*** Opening of Document extract ***

- Location: Rüdesheim, Germany
- Appellation: Rheingau
- Founded: 1826
- Key people: Tilbert Nägler
- Cases/yr: 4,200
- Varietal: Riesling
- Website: www.weingut-dr-naegler.de/startsei.htm

= Weingut Dr. Heinrich Nägler =

German wine grower and producer

Weingut Dr. Heinrich Nägler is a German wine grower and producer based in Rüdesheim am Rhein, in the wine-growing region of Rheingau, Germany.

==History==
The first record of the Nägler estate can be retrieved in the Rüdesheimer Stockbuch of 1826, with Friedrich Nägler having continuous ownership since that point.

*** Close of Document extract ***
*** Opening of Listed records ***

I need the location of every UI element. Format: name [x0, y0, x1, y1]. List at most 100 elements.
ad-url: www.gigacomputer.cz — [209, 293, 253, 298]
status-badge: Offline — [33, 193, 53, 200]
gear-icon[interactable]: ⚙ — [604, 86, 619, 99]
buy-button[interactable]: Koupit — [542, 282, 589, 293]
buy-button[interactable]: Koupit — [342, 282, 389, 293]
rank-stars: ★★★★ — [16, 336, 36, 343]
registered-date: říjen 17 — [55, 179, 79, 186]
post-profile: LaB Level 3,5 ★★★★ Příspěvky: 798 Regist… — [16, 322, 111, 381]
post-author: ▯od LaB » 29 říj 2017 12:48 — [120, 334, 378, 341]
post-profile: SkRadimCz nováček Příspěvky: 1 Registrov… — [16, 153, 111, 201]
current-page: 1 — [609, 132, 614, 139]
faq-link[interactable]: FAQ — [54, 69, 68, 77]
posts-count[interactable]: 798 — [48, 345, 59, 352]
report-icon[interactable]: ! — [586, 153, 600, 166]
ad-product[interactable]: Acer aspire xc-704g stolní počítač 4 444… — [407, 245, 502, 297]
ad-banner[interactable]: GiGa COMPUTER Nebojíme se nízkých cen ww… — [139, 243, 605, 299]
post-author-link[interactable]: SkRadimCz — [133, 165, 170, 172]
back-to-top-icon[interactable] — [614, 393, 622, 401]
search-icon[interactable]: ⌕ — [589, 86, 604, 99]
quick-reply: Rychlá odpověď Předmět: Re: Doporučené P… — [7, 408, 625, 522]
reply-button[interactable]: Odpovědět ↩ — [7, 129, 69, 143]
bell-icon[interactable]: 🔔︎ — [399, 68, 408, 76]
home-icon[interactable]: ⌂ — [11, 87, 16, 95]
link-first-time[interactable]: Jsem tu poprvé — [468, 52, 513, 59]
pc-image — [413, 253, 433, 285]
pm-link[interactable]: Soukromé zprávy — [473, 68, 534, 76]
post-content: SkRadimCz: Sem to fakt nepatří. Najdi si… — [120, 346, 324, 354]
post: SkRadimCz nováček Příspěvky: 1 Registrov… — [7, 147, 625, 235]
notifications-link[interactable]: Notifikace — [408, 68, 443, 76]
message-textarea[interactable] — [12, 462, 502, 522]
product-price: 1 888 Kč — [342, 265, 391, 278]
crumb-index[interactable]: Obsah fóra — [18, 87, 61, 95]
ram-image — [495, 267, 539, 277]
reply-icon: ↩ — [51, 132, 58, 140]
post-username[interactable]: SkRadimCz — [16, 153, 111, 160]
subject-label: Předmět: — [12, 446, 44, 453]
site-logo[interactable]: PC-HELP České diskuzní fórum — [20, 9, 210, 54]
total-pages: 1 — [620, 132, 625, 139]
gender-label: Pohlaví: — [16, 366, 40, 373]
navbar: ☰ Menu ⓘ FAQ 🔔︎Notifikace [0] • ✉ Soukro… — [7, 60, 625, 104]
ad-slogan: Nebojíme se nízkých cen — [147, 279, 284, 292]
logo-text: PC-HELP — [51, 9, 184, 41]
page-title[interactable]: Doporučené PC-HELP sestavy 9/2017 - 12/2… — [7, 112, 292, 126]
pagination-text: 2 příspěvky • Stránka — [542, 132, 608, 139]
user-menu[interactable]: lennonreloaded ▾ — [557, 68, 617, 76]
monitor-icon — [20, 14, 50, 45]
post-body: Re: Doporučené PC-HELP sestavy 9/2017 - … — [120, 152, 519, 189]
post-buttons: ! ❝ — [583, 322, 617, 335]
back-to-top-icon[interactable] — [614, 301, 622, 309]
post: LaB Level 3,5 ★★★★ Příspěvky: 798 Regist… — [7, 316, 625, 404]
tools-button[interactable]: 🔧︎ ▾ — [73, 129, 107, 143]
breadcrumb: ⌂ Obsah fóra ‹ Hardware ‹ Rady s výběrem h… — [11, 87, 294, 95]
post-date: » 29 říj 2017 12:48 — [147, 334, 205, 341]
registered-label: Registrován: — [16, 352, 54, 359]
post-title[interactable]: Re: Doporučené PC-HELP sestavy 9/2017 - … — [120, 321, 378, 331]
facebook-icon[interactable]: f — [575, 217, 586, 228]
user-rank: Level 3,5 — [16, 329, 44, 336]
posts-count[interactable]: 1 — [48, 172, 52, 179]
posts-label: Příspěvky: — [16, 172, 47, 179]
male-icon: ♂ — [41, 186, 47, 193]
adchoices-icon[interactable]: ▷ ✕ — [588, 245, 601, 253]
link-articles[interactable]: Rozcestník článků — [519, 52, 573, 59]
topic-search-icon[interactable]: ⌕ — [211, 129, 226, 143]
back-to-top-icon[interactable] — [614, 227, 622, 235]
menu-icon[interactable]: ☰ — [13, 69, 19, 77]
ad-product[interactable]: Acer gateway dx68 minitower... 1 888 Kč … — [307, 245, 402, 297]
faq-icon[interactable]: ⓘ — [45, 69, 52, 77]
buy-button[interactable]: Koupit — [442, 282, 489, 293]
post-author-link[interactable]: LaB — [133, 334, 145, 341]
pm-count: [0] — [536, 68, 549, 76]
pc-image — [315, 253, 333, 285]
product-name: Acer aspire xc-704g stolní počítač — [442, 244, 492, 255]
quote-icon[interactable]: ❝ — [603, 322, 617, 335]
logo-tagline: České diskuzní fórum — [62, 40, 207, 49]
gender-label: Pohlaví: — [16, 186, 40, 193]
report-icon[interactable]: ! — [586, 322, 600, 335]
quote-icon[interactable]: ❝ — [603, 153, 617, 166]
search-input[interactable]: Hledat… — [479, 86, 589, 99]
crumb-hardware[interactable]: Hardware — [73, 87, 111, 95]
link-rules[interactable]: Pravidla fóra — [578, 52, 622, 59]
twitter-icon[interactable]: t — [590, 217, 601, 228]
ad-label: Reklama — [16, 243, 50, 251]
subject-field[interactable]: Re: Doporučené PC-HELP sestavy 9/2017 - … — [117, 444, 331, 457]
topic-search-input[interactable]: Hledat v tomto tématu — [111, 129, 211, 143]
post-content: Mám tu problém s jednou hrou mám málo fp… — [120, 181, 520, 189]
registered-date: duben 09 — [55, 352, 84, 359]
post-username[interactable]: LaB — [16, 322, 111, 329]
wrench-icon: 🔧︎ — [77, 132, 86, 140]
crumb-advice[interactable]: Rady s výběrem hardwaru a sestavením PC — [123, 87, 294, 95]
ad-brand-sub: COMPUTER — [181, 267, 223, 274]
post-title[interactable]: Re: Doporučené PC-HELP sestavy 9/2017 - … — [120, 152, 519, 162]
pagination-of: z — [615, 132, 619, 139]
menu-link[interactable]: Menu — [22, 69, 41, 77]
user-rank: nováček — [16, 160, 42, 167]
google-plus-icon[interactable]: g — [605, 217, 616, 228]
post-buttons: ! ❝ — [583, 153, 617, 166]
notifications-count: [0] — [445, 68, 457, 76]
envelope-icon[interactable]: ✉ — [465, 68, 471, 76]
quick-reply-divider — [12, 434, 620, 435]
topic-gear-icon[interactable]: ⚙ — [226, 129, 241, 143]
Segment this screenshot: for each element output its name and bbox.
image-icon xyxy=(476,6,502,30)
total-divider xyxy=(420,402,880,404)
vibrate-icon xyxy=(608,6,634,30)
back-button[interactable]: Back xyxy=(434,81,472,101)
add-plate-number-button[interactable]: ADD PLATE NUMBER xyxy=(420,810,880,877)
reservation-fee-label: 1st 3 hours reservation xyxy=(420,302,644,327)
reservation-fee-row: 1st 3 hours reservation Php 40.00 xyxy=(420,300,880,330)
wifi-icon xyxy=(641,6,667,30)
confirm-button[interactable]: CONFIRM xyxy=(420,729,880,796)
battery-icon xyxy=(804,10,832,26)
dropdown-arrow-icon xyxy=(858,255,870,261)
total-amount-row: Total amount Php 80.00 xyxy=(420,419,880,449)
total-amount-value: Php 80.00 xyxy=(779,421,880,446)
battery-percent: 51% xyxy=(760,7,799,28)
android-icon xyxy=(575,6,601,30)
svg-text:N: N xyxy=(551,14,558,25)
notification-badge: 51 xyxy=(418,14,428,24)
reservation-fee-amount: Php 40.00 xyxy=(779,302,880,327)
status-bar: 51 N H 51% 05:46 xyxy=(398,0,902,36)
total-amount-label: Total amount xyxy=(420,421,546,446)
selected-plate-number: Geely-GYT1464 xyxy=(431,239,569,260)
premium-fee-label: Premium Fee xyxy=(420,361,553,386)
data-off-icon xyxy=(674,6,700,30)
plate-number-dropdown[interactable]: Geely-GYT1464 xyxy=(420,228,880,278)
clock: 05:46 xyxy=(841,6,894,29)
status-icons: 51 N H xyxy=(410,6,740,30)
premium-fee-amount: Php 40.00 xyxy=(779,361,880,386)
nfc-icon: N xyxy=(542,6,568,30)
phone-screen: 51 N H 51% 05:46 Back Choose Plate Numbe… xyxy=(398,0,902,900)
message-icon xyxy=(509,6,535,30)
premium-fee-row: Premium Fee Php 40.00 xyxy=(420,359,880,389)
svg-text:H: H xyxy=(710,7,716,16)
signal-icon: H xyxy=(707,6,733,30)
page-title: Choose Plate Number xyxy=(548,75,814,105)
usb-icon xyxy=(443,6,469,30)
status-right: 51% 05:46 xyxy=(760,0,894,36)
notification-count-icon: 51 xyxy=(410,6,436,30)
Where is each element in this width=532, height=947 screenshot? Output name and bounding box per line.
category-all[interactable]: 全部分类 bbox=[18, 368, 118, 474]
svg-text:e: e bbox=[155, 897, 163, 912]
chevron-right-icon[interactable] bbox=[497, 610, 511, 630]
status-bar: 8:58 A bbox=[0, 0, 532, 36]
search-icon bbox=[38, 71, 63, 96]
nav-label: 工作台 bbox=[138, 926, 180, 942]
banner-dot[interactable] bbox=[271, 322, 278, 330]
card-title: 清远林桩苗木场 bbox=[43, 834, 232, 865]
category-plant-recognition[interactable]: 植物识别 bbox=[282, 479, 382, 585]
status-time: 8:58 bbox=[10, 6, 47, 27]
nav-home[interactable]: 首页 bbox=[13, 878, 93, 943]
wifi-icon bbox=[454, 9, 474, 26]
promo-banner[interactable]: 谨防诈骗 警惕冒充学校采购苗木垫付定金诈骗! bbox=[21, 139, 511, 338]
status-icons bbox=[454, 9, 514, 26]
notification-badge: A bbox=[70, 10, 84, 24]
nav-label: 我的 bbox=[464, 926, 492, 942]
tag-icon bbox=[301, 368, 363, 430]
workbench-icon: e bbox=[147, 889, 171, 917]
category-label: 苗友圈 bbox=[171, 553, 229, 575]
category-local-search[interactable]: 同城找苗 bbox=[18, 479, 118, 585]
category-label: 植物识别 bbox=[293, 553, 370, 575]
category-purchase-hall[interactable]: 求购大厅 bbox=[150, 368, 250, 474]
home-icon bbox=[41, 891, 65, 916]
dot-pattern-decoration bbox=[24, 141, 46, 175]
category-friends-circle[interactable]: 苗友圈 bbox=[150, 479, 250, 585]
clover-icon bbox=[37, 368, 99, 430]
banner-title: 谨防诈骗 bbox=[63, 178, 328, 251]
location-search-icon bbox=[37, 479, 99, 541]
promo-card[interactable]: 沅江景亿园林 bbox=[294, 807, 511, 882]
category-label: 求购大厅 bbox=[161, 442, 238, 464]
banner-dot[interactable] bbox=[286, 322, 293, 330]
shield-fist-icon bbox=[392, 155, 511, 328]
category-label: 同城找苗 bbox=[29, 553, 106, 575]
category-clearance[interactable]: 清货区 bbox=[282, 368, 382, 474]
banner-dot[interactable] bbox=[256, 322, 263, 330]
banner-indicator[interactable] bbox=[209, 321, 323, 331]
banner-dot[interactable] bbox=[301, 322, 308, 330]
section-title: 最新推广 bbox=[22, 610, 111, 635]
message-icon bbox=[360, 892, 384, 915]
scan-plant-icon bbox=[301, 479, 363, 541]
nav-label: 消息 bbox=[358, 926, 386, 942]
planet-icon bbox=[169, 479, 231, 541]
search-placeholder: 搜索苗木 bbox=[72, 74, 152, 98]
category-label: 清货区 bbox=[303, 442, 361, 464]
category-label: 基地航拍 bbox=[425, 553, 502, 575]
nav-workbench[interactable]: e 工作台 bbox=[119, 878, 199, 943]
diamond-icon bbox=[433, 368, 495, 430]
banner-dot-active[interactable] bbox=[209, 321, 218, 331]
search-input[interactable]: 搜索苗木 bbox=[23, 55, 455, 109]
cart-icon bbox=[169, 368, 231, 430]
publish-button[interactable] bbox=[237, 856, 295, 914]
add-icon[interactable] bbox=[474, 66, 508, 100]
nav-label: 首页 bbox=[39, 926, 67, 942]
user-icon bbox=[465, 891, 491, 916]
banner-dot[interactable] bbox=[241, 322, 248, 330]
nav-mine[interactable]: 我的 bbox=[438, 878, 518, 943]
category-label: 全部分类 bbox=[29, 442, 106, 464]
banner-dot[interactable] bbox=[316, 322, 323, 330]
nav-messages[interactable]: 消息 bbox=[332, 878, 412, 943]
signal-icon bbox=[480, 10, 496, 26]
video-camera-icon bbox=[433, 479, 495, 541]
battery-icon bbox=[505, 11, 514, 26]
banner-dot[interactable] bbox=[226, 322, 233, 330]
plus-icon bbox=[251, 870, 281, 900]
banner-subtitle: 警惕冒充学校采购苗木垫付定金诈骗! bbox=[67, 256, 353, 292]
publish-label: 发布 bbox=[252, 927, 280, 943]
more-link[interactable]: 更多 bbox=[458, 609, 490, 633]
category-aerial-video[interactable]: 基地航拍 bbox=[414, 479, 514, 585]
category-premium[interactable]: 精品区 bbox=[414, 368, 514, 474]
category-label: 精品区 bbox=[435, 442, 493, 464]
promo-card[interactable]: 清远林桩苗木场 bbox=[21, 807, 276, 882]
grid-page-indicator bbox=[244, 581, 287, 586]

*** Close of Listed records ***

> [Actions to take]
• 1. In the text about Weingut Dr. Heinrich Nägler, where is the first record of the estate found?
• 2. Using the text about Weingut Dr. Heinrich Nägler, say whether each statement agrees with it: (a) The estate is in the Rheingau wine-growing region. (b) The estate's varietal is Pinot Noir. (c) Tilbert Nägler has owned the estate without a break since 1826.

> [Your written answers]
• 1. In the Rüdesheimer Stockbuch of 1826.

• 2.
(a) Yes: "in the wine-growing region of Rheingau, Germany."
(b) No: "Varietal: Riesling"
(c) No: "with Friedrich Nägler having continuous ownership since that point."